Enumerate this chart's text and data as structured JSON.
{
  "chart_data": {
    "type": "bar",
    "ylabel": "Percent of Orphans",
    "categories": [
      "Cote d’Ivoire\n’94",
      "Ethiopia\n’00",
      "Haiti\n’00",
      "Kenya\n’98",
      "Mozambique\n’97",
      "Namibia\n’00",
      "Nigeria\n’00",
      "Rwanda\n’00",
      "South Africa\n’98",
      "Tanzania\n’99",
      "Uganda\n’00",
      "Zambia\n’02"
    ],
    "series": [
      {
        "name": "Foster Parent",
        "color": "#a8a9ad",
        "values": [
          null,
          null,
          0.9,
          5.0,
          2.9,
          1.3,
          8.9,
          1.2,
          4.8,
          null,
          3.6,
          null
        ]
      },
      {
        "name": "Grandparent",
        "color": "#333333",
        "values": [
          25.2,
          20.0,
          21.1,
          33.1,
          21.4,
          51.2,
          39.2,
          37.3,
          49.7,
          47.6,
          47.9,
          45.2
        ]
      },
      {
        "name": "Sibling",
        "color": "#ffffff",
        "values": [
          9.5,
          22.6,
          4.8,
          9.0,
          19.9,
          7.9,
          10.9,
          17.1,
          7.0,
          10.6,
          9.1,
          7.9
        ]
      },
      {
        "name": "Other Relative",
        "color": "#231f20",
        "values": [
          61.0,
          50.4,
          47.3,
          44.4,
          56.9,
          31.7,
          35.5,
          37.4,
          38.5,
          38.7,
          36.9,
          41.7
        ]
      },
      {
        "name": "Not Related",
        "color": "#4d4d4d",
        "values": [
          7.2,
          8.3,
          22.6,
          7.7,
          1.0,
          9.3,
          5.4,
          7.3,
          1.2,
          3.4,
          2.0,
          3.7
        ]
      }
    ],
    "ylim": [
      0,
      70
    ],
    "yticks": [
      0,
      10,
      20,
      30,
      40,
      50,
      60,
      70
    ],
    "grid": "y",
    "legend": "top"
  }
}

────────────────────────────────────────

THE REQUEST – Using the data above, return each line exactly as written.

TASK RESULT –
Enumerate this chart's text and data as structured JSON.
{
  "chart_data": {
    "type": "bar",
    "ylabel": "Percent of Orphans",
    "categories": [
      "Cote d’Ivoire\n’94",
      "Ethiopia\n’00",
      "Haiti\n’00",
      "Kenya\n’98",
      "Mozambique\n’97",
      "Namibia\n’00",
      "Nigeria\n’00",
      "Rwanda\n’00",
      "South Africa\n’98",
      "Tanzania\n’99",
      "Uganda\n’00",
      "Zambia\n’02"
    ],
    "series": [
      {
        "name": "Foster Parent",
        "color": "#a8a9ad",
        "values": [
          null,
          null,
          0.9,
          5.0,
          2.9,
          1.3,
          8.9,
          1.2,
          4.8,
          null,
          3.6,
          null
        ]
      },
      {
        "name": "Grandparent",
        "color": "#333333",
        "values": [
          25.2,
          20.0,
          21.1,
          33.1,
          21.4,
          51.2,
          39.2,
          37.3,
          49.7,
          47.6,
          47.9,
          45.2
        ]
      },
      {
        "name": "Sibling",
        "color": "#ffffff",
        "values": [
          9.5,
          22.6,
          4.8,
          9.0,
          19.9,
          7.9,
          10.9,
          17.1,
          7.0,
          10.6,
          9.1,
          7.9
        ]
      },
      {
        "name": "Other Relative",
        "color": "#231f20",
        "values": [
          61.0,
          50.4,
          47.3,
          44.4,
          56.9,
          31.7,
          35.5,
          37.4,
          38.5,
          38.7,
          36.9,
          41.7
        ]
      },
      {
        "name": "Not Related",
        "color": "#4d4d4d",
        "values": [
          7.2,
          8.3,
          22.6,
          7.7,
          1.0,
          9.3,
          5.4,
          7.3,
          1.2,
          3.4,
          2.0,
          3.7
        ]
      }
    ],
    "ylim": [
      0,
      70
    ],
    "yticks": [
      0,
      10,
      20,
      30,
      40,
      50,
      60,
      70
    ],
    "grid": "y",
    "legend": "top"
  }
}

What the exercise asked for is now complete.